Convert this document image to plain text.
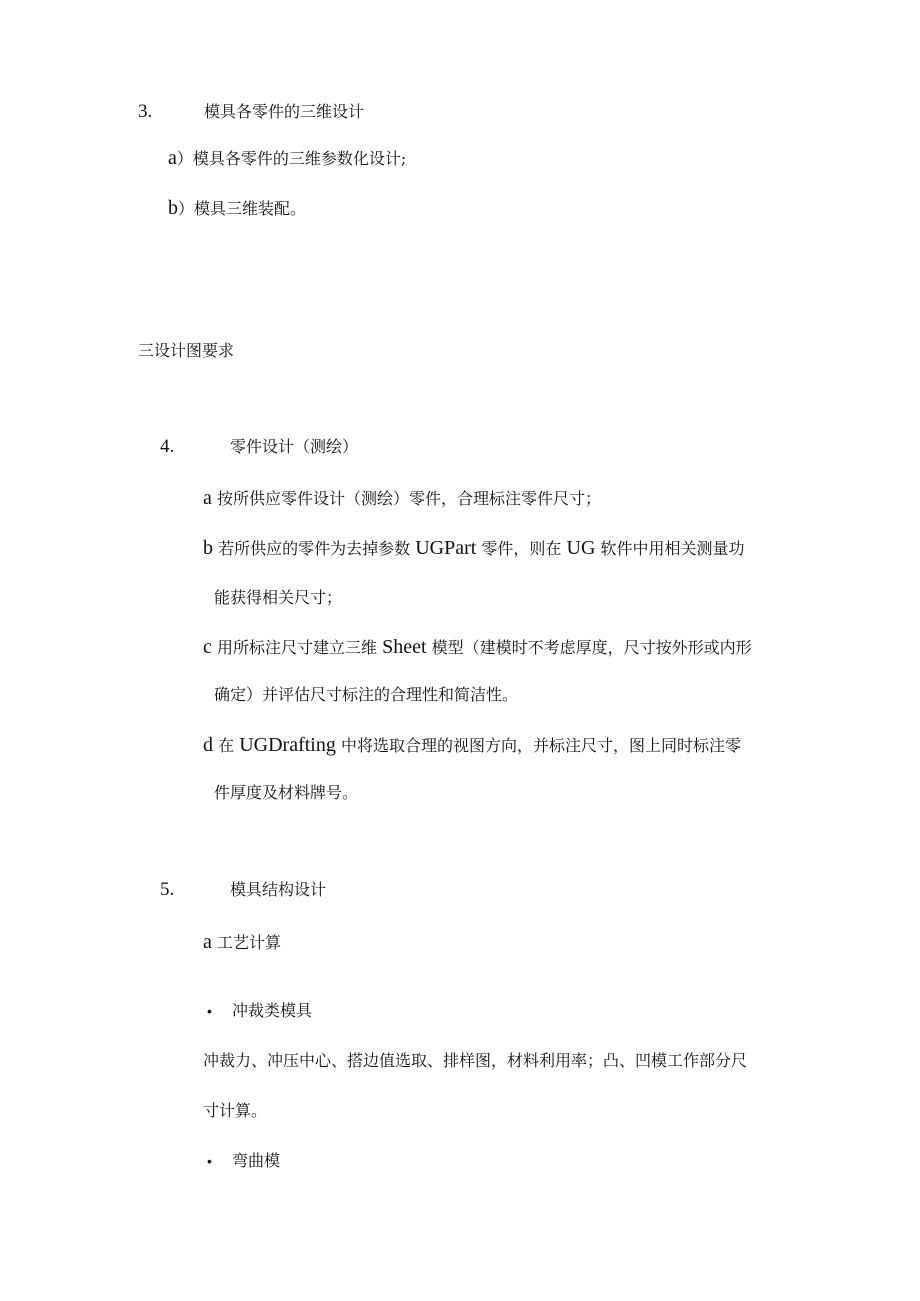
3.	模具各零件的三维设计
a）模具各零件的三维参数化设计;
b）模具三维装配。
三设计图要求
4.	零件设计（测绘）
a 按所供应零件设计（测绘）零件，合理标注零件尺寸；
b 若所供应的零件为去掉参数 UGPart 零件，则在 UG 软件中用相关测量功
能获得相关尺寸；
c 用所标注尺寸建立三维 Sheet 模型（建模时不考虑厚度，尺寸按外形或内形
确定）并评估尺寸标注的合理性和简洁性。
d 在 UGDrafting 中将选取合理的视图方向，并标注尺寸，图上同时标注零
件厚度及材料牌号。
5.	模具结构设计
a 工艺计算
• 冲裁类模具
冲裁力、冲压中心、搭边值选取、排样图，材料利用率；凸、凹模工作部分尺
寸计算。
• 弯曲模
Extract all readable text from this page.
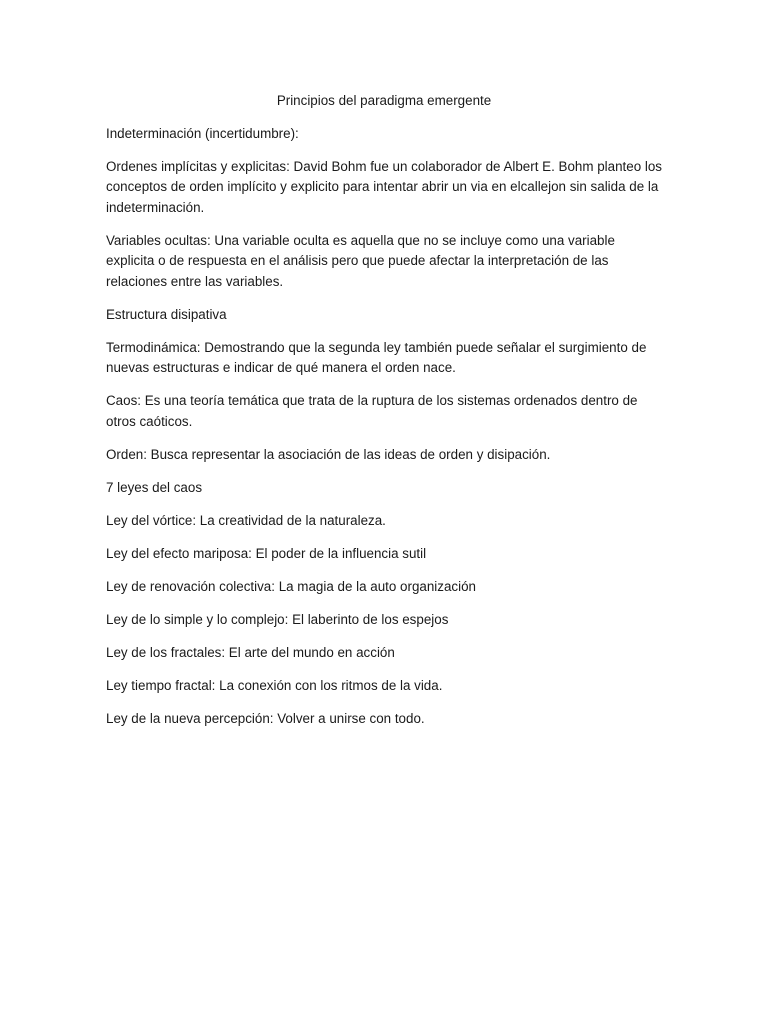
Principios del paradigma emergente

Indeterminación (incertidumbre):

Ordenes implícitas y explicitas: David Bohm fue un colaborador de Albert E. Bohm planteo los conceptos de orden implícito y explicito para intentar abrir un via en elcallejon sin salida de la indeterminación.

Variables ocultas: Una variable oculta es aquella que no se incluye como una variable explicita o de respuesta en el análisis pero que puede afectar la interpretación de las relaciones entre las variables.

Estructura disipativa

Termodinámica: Demostrando que la segunda ley también puede señalar el surgimiento de nuevas estructuras e indicar de qué manera el orden nace.

Caos: Es una teoría temática que trata de la ruptura de los sistemas ordenados dentro de otros caóticos.

Orden: Busca representar la asociación de las ideas de orden y disipación.

7 leyes del caos

Ley del vórtice: La creatividad de la naturaleza.

Ley del efecto mariposa: El poder de la influencia sutil

Ley de renovación colectiva: La magia de la auto organización

Ley de lo simple y lo complejo: El laberinto de los espejos

Ley de los fractales: El arte del mundo en acción

Ley tiempo fractal: La conexión con los ritmos de la vida.

Ley de la nueva percepción: Volver a unirse con todo.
· · ·
Keep the pictures out of the copy and write out the data exactly as it stands.

> **Task result**
Convert this document image to plain text.
3.	模具各零件的三维设计
a）模具各零件的三维参数化设计;
b）模具三维装配。
三设计图要求
4.	零件设计（测绘）
a 按所供应零件设计（测绘）零件，合理标注零件尺寸；
b 若所供应的零件为去掉参数 UGPart 零件，则在 UG 软件中用相关测量功
能获得相关尺寸；
c 用所标注尺寸建立三维 Sheet 模型（建模时不考虑厚度，尺寸按外形或内形
确定）并评估尺寸标注的合理性和简洁性。
d 在 UGDrafting 中将选取合理的视图方向，并标注尺寸，图上同时标注零
件厚度及材料牌号。
5.	模具结构设计
a 工艺计算
• 冲裁类模具
冲裁力、冲压中心、搭边值选取、排样图，材料利用率；凸、凹模工作部分尺
寸计算。
• 弯曲模
Extract all readable text from this page.
Principios del paradigma emergente

Indeterminación (incertidumbre):

Ordenes implícitas y explicitas: David Bohm fue un colaborador de Albert E. Bohm planteo los conceptos de orden implícito y explicito para intentar abrir un via en elcallejon sin salida de la indeterminación.

Variables ocultas: Una variable oculta es aquella que no se incluye como una variable explicita o de respuesta en el análisis pero que puede afectar la interpretación de las relaciones entre las variables.

Estructura disipativa

Termodinámica: Demostrando que la segunda ley también puede señalar el surgimiento de nuevas estructuras e indicar de qué manera el orden nace.

Caos: Es una teoría temática que trata de la ruptura de los sistemas ordenados dentro de otros caóticos.

Orden: Busca representar la asociación de las ideas de orden y disipación.

7 leyes del caos

Ley del vórtice: La creatividad de la naturaleza.

Ley del efecto mariposa: El poder de la influencia sutil

Ley de renovación colectiva: La magia de la auto organización

Ley de lo simple y lo complejo: El laberinto de los espejos

Ley de los fractales: El arte del mundo en acción

Ley tiempo fractal: La conexión con los ritmos de la vida.

Ley de la nueva percepción: Volver a unirse con todo.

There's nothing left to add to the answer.